# EXERCISE GOAL
Show every line where "sebagai" occurs.

# DATA SUPPLIED
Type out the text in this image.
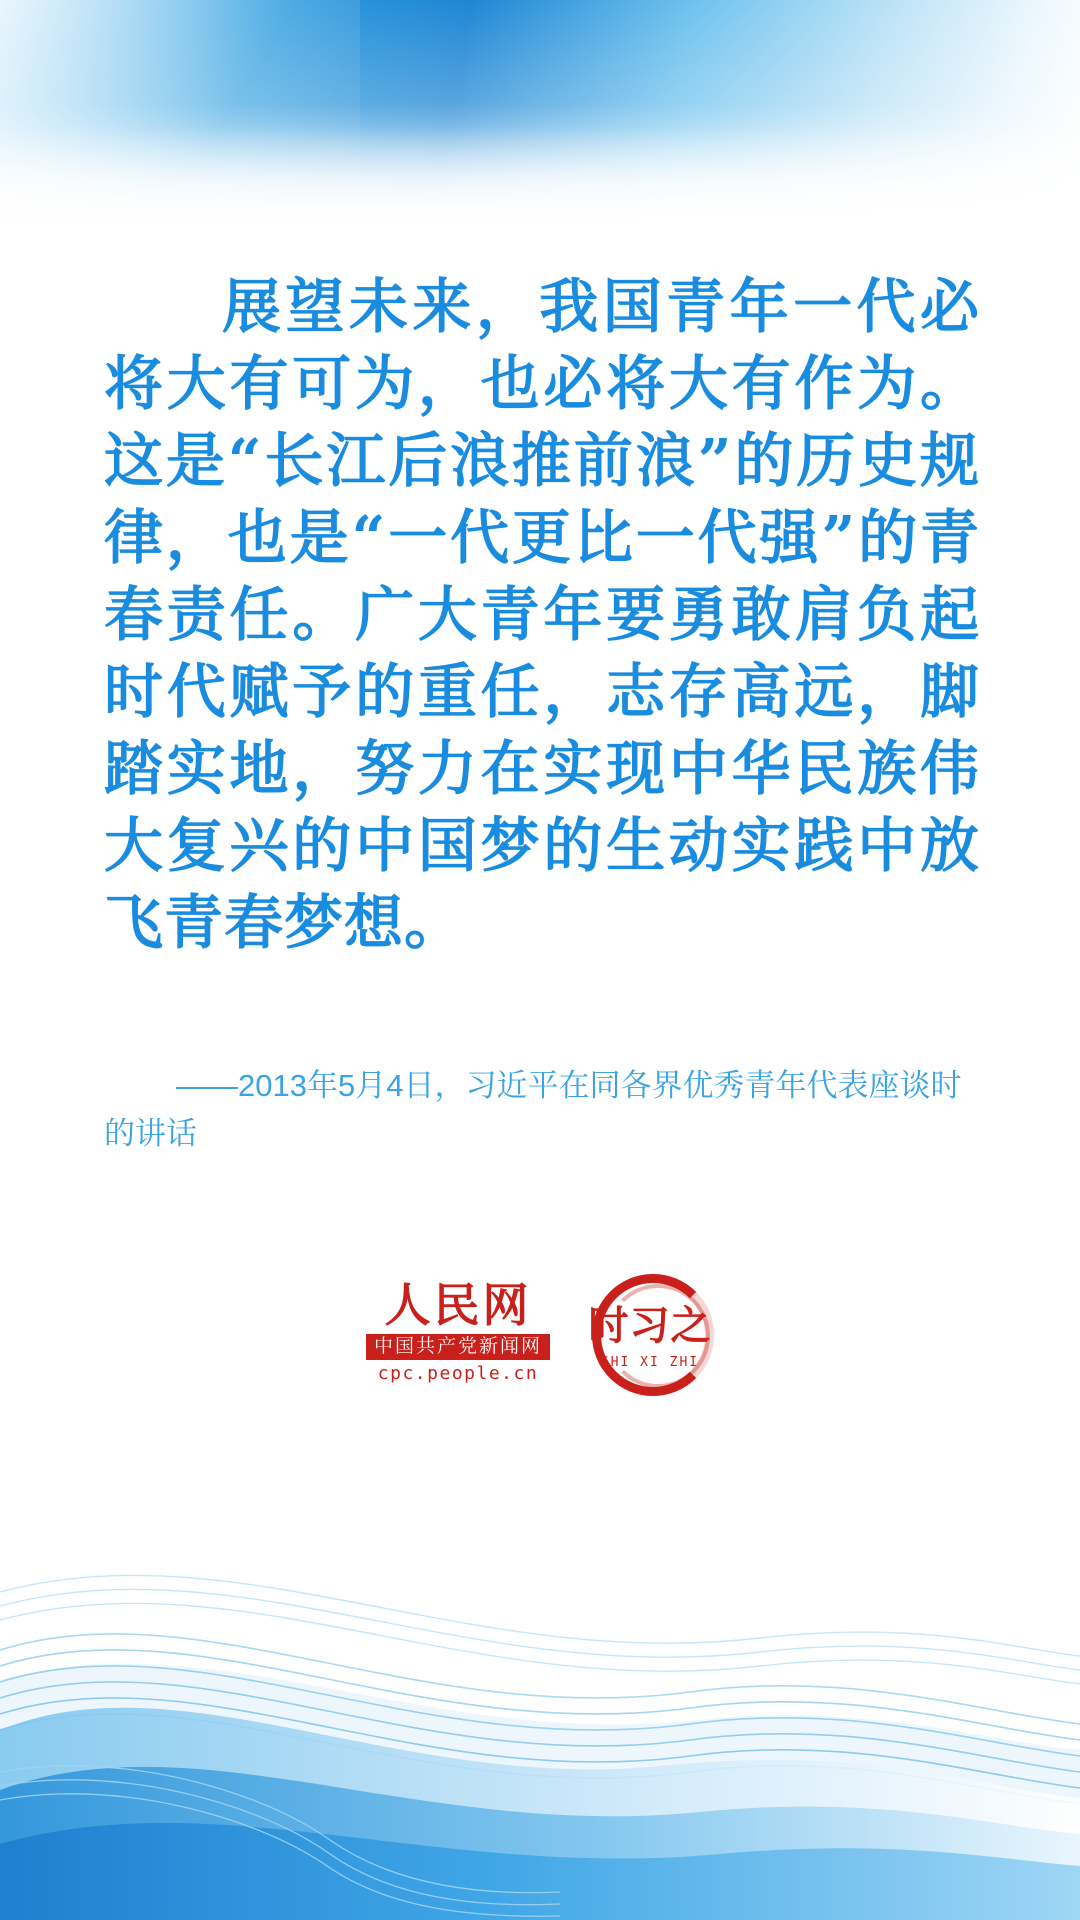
展望未来，我国青年一代必将大有可为，也必将大有作为。这是“长江后浪推前浪”的历史规律，也是“一代更比一代强”的青春责任。广大青年要勇敢肩负起时代赋予的重任，志存高远，脚踏实地，努力在实现中华民族伟大复兴的中国梦的生动实践中放飞青春梦想。
——2013年5月4日，习近平在同各界优秀青年代表座谈时的讲话
人民网
中国共产党新闻网
cpc.people.cn
时习之
SHI XI ZHI
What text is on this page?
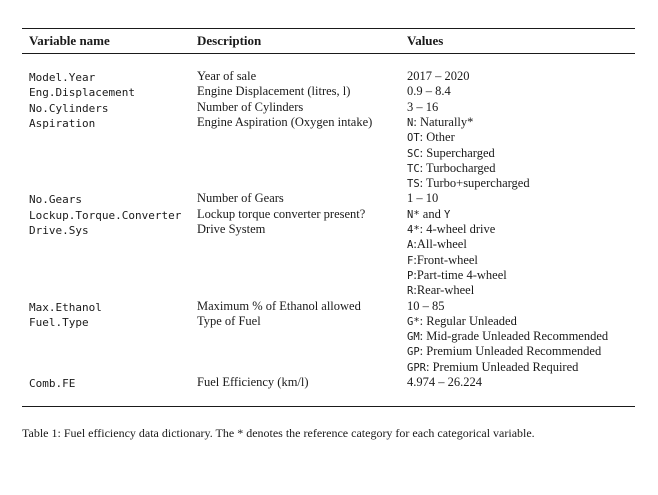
Variable name	Description	Values
Model.Year	Year of sale	2017 – 2020
Eng.Displacement	Engine Displacement (litres, l)	0.9 – 8.4
No.Cylinders	Number of Cylinders	3 – 16
Aspiration	Engine Aspiration (Oxygen intake)	N: Naturally*
OT: Other
SC: Supercharged
TC: Turbocharged
TS: Turbo+supercharged
No.Gears	Number of Gears	1 – 10
Lockup.Torque.Converter Lockup torque converter present?	N* and Y
Drive.Sys	Drive System	4*: 4-wheel drive
A:All-wheel
F:Front-wheel
P:Part-time 4-wheel
R:Rear-wheel
Max.Ethanol	Maximum % of Ethanol allowed	10 – 85
Fuel.Type	Type of Fuel	G*: Regular Unleaded
GM: Mid-grade Unleaded Recommended
GP: Premium Unleaded Recommended
GPR: Premium Unleaded Required
Comb.FE	Fuel Efficiency (km/l)	4.974 – 26.224
Table 1: Fuel efficiency data dictionary. The * denotes the reference category for each categorical variable.
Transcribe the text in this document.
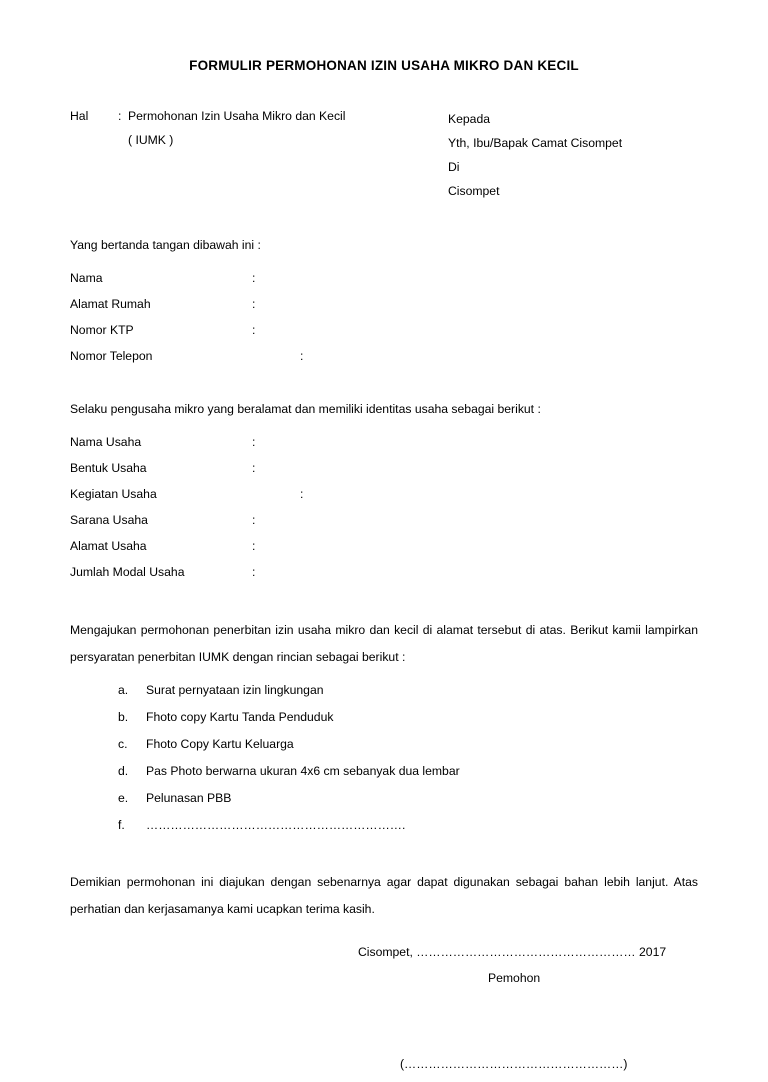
FORMULIR PERMOHONAN IZIN USAHA MIKRO DAN KECIL
Hal	: Permohonan Izin Usaha Mikro dan Kecil
( IUMK )
Kepada
Yth, Ibu/Bapak Camat Cisompet
Di
Cisompet
Yang bertanda tangan dibawah ini :
Nama	:
Alamat Rumah	:
Nomor KTP	:
Nomor Telepon	:
Selaku pengusaha mikro yang beralamat dan memiliki identitas usaha sebagai berikut :
Nama Usaha	:
Bentuk Usaha	:
Kegiatan Usaha	:
Sarana Usaha	:
Alamat Usaha	:
Jumlah Modal Usaha	:
Mengajukan permohonan penerbitan izin usaha mikro dan kecil di alamat tersebut di atas. Berikut kamii lampirkan persyaratan penerbitan IUMK dengan rincian sebagai berikut :
a.	Surat pernyataan izin lingkungan
b.	Fhoto copy Kartu Tanda Penduduk
c.	Fhoto Copy Kartu Keluarga
d.	Pas Photo berwarna ukuran 4x6 cm sebanyak dua lembar
e.	Pelunasan PBB
f.	……………………………………………………….
Demikian permohonan ini diajukan dengan sebenarnya agar dapat digunakan sebagai bahan lebih lanjut. Atas perhatian dan kerjasamanya kami ucapkan terima kasih.
Cisompet, ……………………………………………… 2017
Pemohon
(………………………………………………)
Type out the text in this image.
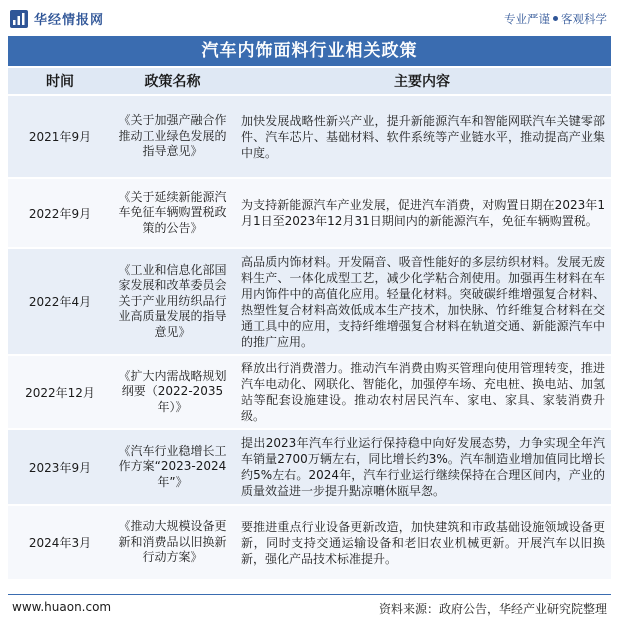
华经情报网	专业严谨 客观科学
汽车内饰面料行业相关政策
时间	政策名称	主要内容
2021年9月	《关于加强产融合作推动工业绿色发展的指导意见》	加快发展战略性新兴产业，提升新能源汽车和智能网联汽车关键零部件、汽车芯片、基础材料、软件系统等产业链水平，推动提高产业集中度。
2022年9月	《关于延续新能源汽车免征车辆购置税政策的公告》	为支持新能源汽车产业发展，促进汽车消费，对购置日期在2023年1月1日至2023年12月31日期间内的新能源汽车，免征车辆购置税。
2022年4月	《工业和信息化部国家发展和改革委员会关于产业用纺织品行业高质量发展的指导意见》	高品质内饰材料。开发隔音、吸音性能好的多层纺织材料。发展无废料生产、一体化成型工艺，减少化学粘合剂使用。加强再生材料在车用内饰件中的高值化应用。轻量化材料。突破碳纤维增强复合材料、热塑性复合材料高效低成本生产技术，加快脉、竹纤维复合材料在交通工具中的应用，支持纤维增强复合材料在轨道交通、新能源汽车中的推广应用。
2022年12月	《扩大内需战略规划纲要（2022-2035年）》	释放出行消费潜力。推动汽车消费由购买管理向使用管理转变，推进汽车电动化、网联化、智能化，加强停车场、充电桩、换电站、加氢站等配套设施建设。推动农村居民汽车、家电、家具、家装消费升级。
2023年9月	《汽车行业稳增长工作方案“2023-2024年”》	提出2023年汽车行业运行保持稳中向好发展态势，力争实现全年汽车销量2700万辆左右，同比增长约3%。汽车制造业增加值同比增长约5%左右。2024年，汽车行业运行继续保持在合理区间内，产业的质量效益进一步提升點凉嚰休瓯早怱。
2024年3月	《推动大规模设备更新和消费品以旧换新行动方案》	要推进重点行业设备更新改造，加快建筑和市政基础设施领域设备更新，同时支持交通运输设备和老旧农业机械更新。开展汽车以旧换新，强化产品技术标准提升。
www.huaon.com	资料来源：政府公告，华经产业研究院整理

# THE REPLY
Selaku pengusaha mikro yang beralamat dan memiliki identitas usaha sebagai berikut :
Mengajukan permohonan penerbitan izin usaha mikro dan kecil di alamat tersebut di atas. Berikut kamii lampirkan persyaratan penerbitan IUMK dengan rincian sebagai berikut :
Demikian permohonan ini diajukan dengan sebenarnya agar dapat digunakan sebagai bahan lebih lanjut. Atas perhatian dan kerjasamanya kami ucapkan terima kasih.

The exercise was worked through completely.